• Extrait:

Presse : bataille à Bruxelles sur la « taxe Google news »
Le Parlement pourrait revenir sur le droit voisin prévu pour les éditeurs de presse.
Par Derek Perrotte
Beau pataquès en vue à Bruxelles sur la très sensible réforme du droit d’auteur. Alors que le texte entame son examen au Parlement, sa rapporteur, l’eurodéputée PPE (centre droit) maltaise Therese Comodini Cachia vient semer le trouble en préconisant de revenir, dans son projet de rapport, sur la création d’un « droit voisin » pour les éditeurs de presse, un des points majeurs du projet de la Commission européenne.
Ce droit vise à sécuriser la position juridique des éditeurs et autres ayants droits face à des acteurs numériques accusés de contourner ou d’ignorer le droit d’auteur de contenus dont ils tirent des revenus. Sont visés les agrégateurs d’informations, comme Google news, mais aussi, voire surtout, les « crawlers », qui dénichent pour un commanditaire tous les articles sur un sujet dans une période donnée.
Suppression du droit voisin
Aujourd’hui, les éditeurs sont pénalisés par la lourdeur et la complexité des démarches pour prouver que les auteurs (journalistes, photographes, etc.) leur ont bien cédé leurs droits. Le rapport de Therese Comodini Corchia supprime ce droit voisin, pour le remplacer par une « présomption de représentation des auteurs » se voulant plus simple et plus adaptée à des procédures judiciaires.

• Consignes de travail:
1. D'après l'extrait, à quel groupe politique appartient la rapporteure de la réforme du droit d'auteur ?
2. Indiquez si chaque affirmation concorde avec l'extrait, par oui ou par non, en citant les mots décisifs : (a) le texte de la réforme entame son examen au Parlement ; (b) la rapporteure recommande de renforcer le droit voisin des éditeurs de presse ; (c) les « crawlers » recherchent des articles pour le compte d'un commanditaire.

• Lignes fournies:
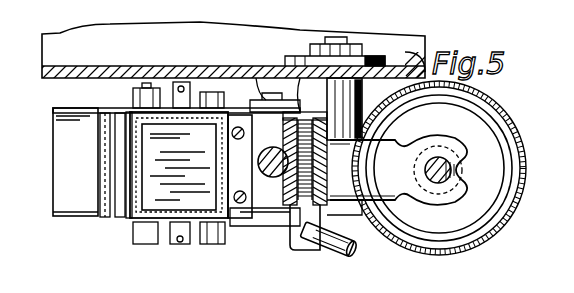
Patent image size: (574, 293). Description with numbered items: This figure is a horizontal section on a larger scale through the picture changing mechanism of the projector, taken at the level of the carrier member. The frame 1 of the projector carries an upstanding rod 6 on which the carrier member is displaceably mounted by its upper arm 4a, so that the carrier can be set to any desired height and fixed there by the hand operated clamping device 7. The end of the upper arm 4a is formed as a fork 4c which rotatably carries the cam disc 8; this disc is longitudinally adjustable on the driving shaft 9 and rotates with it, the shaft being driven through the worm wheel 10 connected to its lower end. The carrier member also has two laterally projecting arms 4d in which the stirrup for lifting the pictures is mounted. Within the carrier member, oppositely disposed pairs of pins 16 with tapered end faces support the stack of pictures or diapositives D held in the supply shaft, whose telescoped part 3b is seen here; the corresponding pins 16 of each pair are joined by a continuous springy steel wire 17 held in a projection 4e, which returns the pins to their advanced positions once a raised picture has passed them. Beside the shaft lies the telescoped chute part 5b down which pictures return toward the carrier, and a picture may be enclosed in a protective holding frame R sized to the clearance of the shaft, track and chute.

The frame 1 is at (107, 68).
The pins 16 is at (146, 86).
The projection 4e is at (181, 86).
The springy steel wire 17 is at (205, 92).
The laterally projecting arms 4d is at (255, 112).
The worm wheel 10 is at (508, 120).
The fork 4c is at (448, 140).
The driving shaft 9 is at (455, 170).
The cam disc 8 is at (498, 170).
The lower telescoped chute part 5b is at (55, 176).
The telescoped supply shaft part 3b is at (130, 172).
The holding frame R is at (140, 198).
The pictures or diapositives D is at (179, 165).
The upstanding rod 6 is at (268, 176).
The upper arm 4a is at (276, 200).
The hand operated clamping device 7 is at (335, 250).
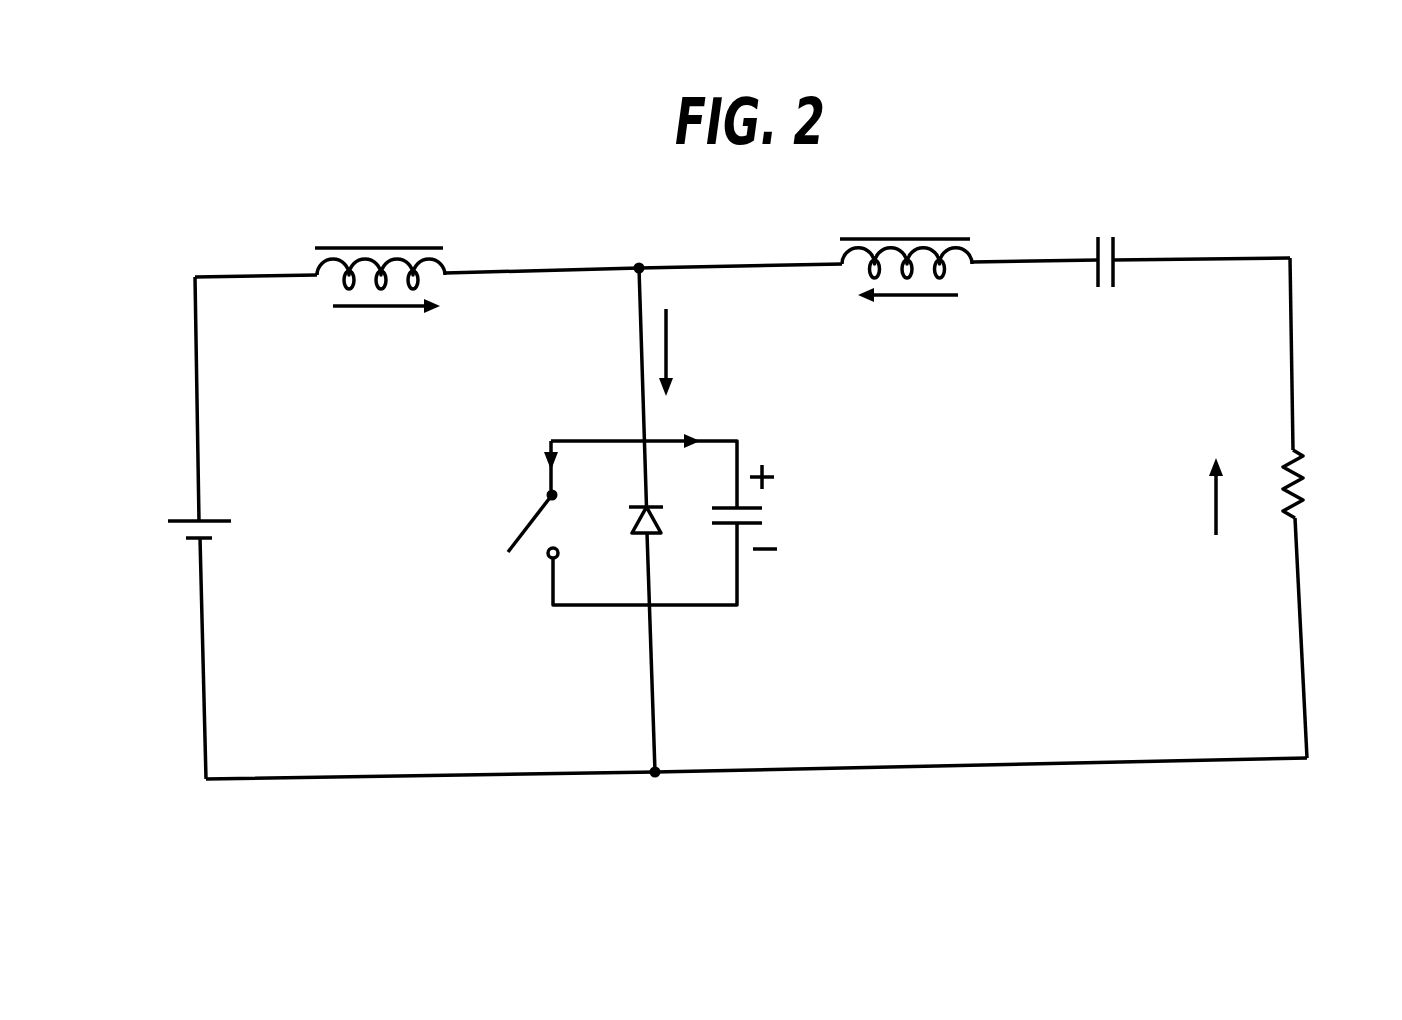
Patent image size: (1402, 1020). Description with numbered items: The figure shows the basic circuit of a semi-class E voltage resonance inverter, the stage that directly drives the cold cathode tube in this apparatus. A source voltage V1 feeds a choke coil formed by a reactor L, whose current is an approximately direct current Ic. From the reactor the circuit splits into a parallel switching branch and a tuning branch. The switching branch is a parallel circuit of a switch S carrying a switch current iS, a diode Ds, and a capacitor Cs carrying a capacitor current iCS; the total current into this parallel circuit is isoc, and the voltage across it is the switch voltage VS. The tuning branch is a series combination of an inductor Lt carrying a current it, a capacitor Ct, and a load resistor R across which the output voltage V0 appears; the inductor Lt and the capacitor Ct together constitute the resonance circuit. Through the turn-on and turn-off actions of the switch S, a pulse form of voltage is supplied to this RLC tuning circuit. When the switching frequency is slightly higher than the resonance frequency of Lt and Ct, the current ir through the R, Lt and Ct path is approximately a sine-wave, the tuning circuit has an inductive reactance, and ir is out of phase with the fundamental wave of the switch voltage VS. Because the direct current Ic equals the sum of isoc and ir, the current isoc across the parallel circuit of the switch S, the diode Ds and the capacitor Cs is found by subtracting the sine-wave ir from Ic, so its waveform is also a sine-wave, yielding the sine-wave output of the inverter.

• Réponses dans l'ordre:
1. Au PPE (centre droit).

2.
(a) Oui : « Alors que le texte entame son examen au Parlement ».
(b) Non : « préconisant de revenir, dans son projet de rapport, sur la création d’un « droit voisin » pour les éditeurs de presse ».
(c) Oui : « qui dénichent pour un commanditaire tous les articles sur un sujet dans une période donnée ».